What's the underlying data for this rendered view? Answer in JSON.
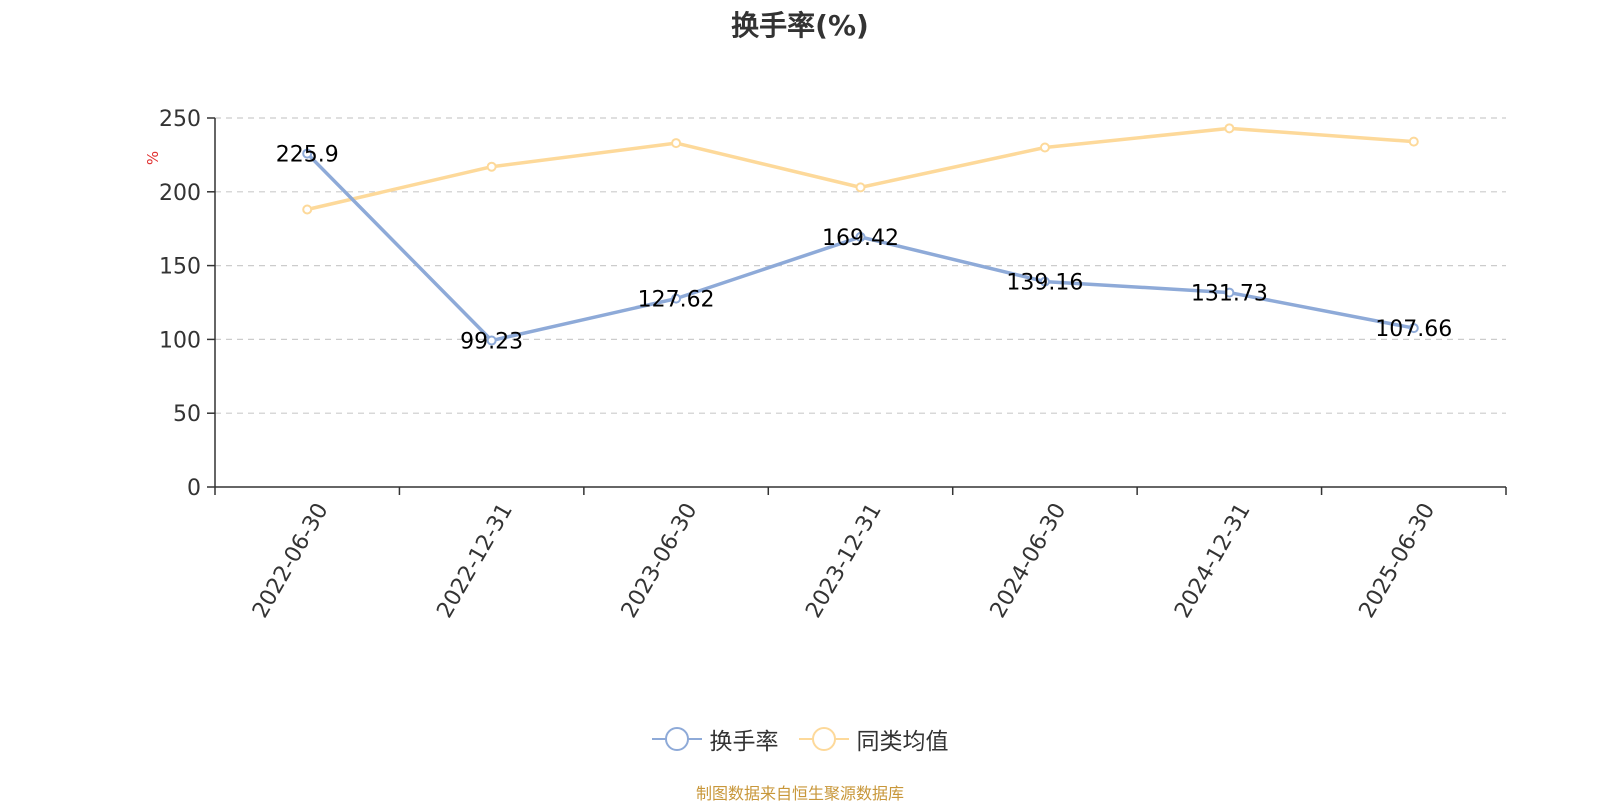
{
  "chart_data": {
    "type": "line",
    "title": "换手率(%)",
    "ylabel": "%",
    "xlabel": "",
    "x": [
      "2022-06-30",
      "2022-12-31",
      "2023-06-30",
      "2023-12-31",
      "2024-06-30",
      "2024-12-31",
      "2025-06-30"
    ],
    "ylim": [
      0,
      250
    ],
    "yticks": [
      0,
      50,
      100,
      150,
      200,
      250
    ],
    "grid": true,
    "legend_position": "bottom-center",
    "series": [
      {
        "name": "换手率",
        "color": "#8eaad8",
        "values": [
          225.9,
          99.23,
          127.62,
          169.42,
          139.16,
          131.73,
          107.66
        ],
        "labels": [
          "225.9",
          "99.23",
          "127.62",
          "169.42",
          "139.16",
          "131.73",
          "107.66"
        ],
        "show_labels": true
      },
      {
        "name": "同类均值",
        "color": "#fdd99a",
        "values": [
          188,
          217,
          233,
          203,
          230,
          243,
          234
        ],
        "show_labels": false
      }
    ]
  },
  "source_note": "制图数据来自恒生聚源数据库",
  "colors": {
    "axis": "#333333",
    "grid": "#cccccc",
    "unit": "#e03030",
    "source": "#c8973a"
  }
}
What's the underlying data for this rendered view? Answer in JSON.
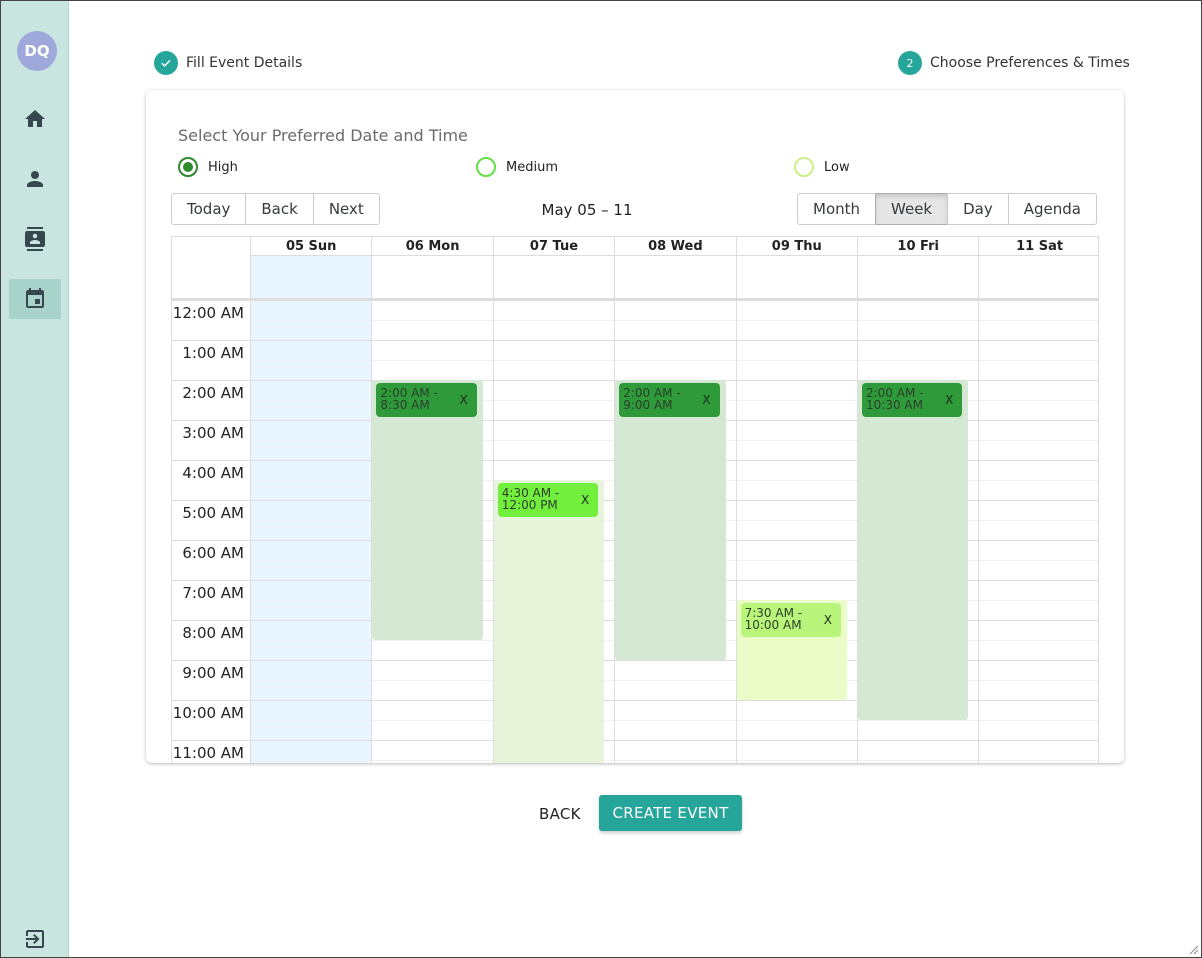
{
  "sidebar": {
    "avatar_initials": "DQ",
    "items": [
      {
        "icon": "home-icon"
      },
      {
        "icon": "person-icon"
      },
      {
        "icon": "contacts-icon"
      },
      {
        "icon": "calendar-icon",
        "active": true
      }
    ],
    "logout_icon": "logout-icon"
  },
  "stepper": {
    "step1_label": "Fill Event Details",
    "step2_number": "2",
    "step2_label": "Choose Preferences & Times"
  },
  "card": {
    "title": "Select Your Preferred Date and Time",
    "priorities": [
      {
        "label": "High",
        "color": "#2e8b2e",
        "selected": true
      },
      {
        "label": "Medium",
        "color": "#66dd44",
        "selected": false
      },
      {
        "label": "Low",
        "color": "#ccf088",
        "selected": false
      }
    ]
  },
  "toolbar": {
    "nav": [
      "Today",
      "Back",
      "Next"
    ],
    "range_label": "May 05 – 11",
    "views": [
      "Month",
      "Week",
      "Day",
      "Agenda"
    ],
    "active_view": "Week"
  },
  "calendar": {
    "days": [
      "05 Sun",
      "06 Mon",
      "07 Tue",
      "08 Wed",
      "09 Thu",
      "10 Fri",
      "11 Sat"
    ],
    "today_index": 0,
    "hours": [
      "12:00 AM",
      "1:00 AM",
      "2:00 AM",
      "3:00 AM",
      "4:00 AM",
      "5:00 AM",
      "6:00 AM",
      "7:00 AM",
      "8:00 AM",
      "9:00 AM",
      "10:00 AM",
      "11:00 AM"
    ],
    "availability": [
      {
        "day": 1,
        "start": 2.0,
        "end": 8.5,
        "color": "#d5e8d4"
      },
      {
        "day": 2,
        "start": 4.5,
        "end": 12.0,
        "color": "#e8f4d9"
      },
      {
        "day": 3,
        "start": 2.0,
        "end": 9.0,
        "color": "#d5e8d4"
      },
      {
        "day": 4,
        "start": 7.5,
        "end": 10.0,
        "color": "#ebfcc8"
      },
      {
        "day": 5,
        "start": 2.0,
        "end": 10.5,
        "color": "#d5e8d4"
      }
    ],
    "events": [
      {
        "day": 1,
        "start": 2.0,
        "line1": "2:00 AM -",
        "line2": "8:30 AM",
        "color": "#2e9a3a",
        "close": "X"
      },
      {
        "day": 2,
        "start": 4.5,
        "line1": "4:30 AM -",
        "line2": "12:00 PM",
        "color": "#72ef3c",
        "close": "X"
      },
      {
        "day": 3,
        "start": 2.0,
        "line1": "2:00 AM -",
        "line2": "9:00 AM",
        "color": "#2e9a3a",
        "close": "X"
      },
      {
        "day": 4,
        "start": 7.5,
        "line1": "7:30 AM -",
        "line2": "10:00 AM",
        "color": "#b9f57a",
        "close": "X"
      },
      {
        "day": 5,
        "start": 2.0,
        "line1": "2:00 AM -",
        "line2": "10:30 AM",
        "color": "#2e9a3a",
        "close": "X"
      }
    ]
  },
  "footer": {
    "back_label": "BACK",
    "create_label": "CREATE EVENT"
  }
}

* **Job**
Transcribe every entry word for word, but skip the pictures.

* **Response to this exercise**
What's the underlying data for this rendered view? Answer in JSON.
{
  "chart_data": {
    "type": "line",
    "title": "换手率(%)",
    "ylabel": "%",
    "xlabel": "",
    "x": [
      "2022-06-30",
      "2022-12-31",
      "2023-06-30",
      "2023-12-31",
      "2024-06-30",
      "2024-12-31",
      "2025-06-30"
    ],
    "ylim": [
      0,
      250
    ],
    "yticks": [
      0,
      50,
      100,
      150,
      200,
      250
    ],
    "grid": true,
    "legend_position": "bottom-center",
    "series": [
      {
        "name": "换手率",
        "color": "#8eaad8",
        "values": [
          225.9,
          99.23,
          127.62,
          169.42,
          139.16,
          131.73,
          107.66
        ],
        "labels": [
          "225.9",
          "99.23",
          "127.62",
          "169.42",
          "139.16",
          "131.73",
          "107.66"
        ],
        "show_labels": true
      },
      {
        "name": "同类均值",
        "color": "#fdd99a",
        "values": [
          188,
          217,
          233,
          203,
          230,
          243,
          234
        ],
        "show_labels": false
      }
    ]
  },
  "source_note": "制图数据来自恒生聚源数据库",
  "colors": {
    "axis": "#333333",
    "grid": "#cccccc",
    "unit": "#e03030",
    "source": "#c8973a"
  }
}
What's the underlying data for this rendered view? Answer in JSON.
{
  "sidebar": {
    "avatar_initials": "DQ",
    "items": [
      {
        "icon": "home-icon"
      },
      {
        "icon": "person-icon"
      },
      {
        "icon": "contacts-icon"
      },
      {
        "icon": "calendar-icon",
        "active": true
      }
    ],
    "logout_icon": "logout-icon"
  },
  "stepper": {
    "step1_label": "Fill Event Details",
    "step2_number": "2",
    "step2_label": "Choose Preferences & Times"
  },
  "card": {
    "title": "Select Your Preferred Date and Time",
    "priorities": [
      {
        "label": "High",
        "color": "#2e8b2e",
        "selected": true
      },
      {
        "label": "Medium",
        "color": "#66dd44",
        "selected": false
      },
      {
        "label": "Low",
        "color": "#ccf088",
        "selected": false
      }
    ]
  },
  "toolbar": {
    "nav": [
      "Today",
      "Back",
      "Next"
    ],
    "range_label": "May 05 – 11",
    "views": [
      "Month",
      "Week",
      "Day",
      "Agenda"
    ],
    "active_view": "Week"
  },
  "calendar": {
    "days": [
      "05 Sun",
      "06 Mon",
      "07 Tue",
      "08 Wed",
      "09 Thu",
      "10 Fri",
      "11 Sat"
    ],
    "today_index": 0,
    "hours": [
      "12:00 AM",
      "1:00 AM",
      "2:00 AM",
      "3:00 AM",
      "4:00 AM",
      "5:00 AM",
      "6:00 AM",
      "7:00 AM",
      "8:00 AM",
      "9:00 AM",
      "10:00 AM",
      "11:00 AM"
    ],
    "availability": [
      {
        "day": 1,
        "start": 2.0,
        "end": 8.5,
        "color": "#d5e8d4"
      },
      {
        "day": 2,
        "start": 4.5,
        "end": 12.0,
        "color": "#e8f4d9"
      },
      {
        "day": 3,
        "start": 2.0,
        "end": 9.0,
        "color": "#d5e8d4"
      },
      {
        "day": 4,
        "start": 7.5,
        "end": 10.0,
        "color": "#ebfcc8"
      },
      {
        "day": 5,
        "start": 2.0,
        "end": 10.5,
        "color": "#d5e8d4"
      }
    ],
    "events": [
      {
        "day": 1,
        "start": 2.0,
        "line1": "2:00 AM -",
        "line2": "8:30 AM",
        "color": "#2e9a3a",
        "close": "X"
      },
      {
        "day": 2,
        "start": 4.5,
        "line1": "4:30 AM -",
        "line2": "12:00 PM",
        "color": "#72ef3c",
        "close": "X"
      },
      {
        "day": 3,
        "start": 2.0,
        "line1": "2:00 AM -",
        "line2": "9:00 AM",
        "color": "#2e9a3a",
        "close": "X"
      },
      {
        "day": 4,
        "start": 7.5,
        "line1": "7:30 AM -",
        "line2": "10:00 AM",
        "color": "#b9f57a",
        "close": "X"
      },
      {
        "day": 5,
        "start": 2.0,
        "line1": "2:00 AM -",
        "line2": "10:30 AM",
        "color": "#2e9a3a",
        "close": "X"
      }
    ]
  },
  "footer": {
    "back_label": "BACK",
    "create_label": "CREATE EVENT"
  }
}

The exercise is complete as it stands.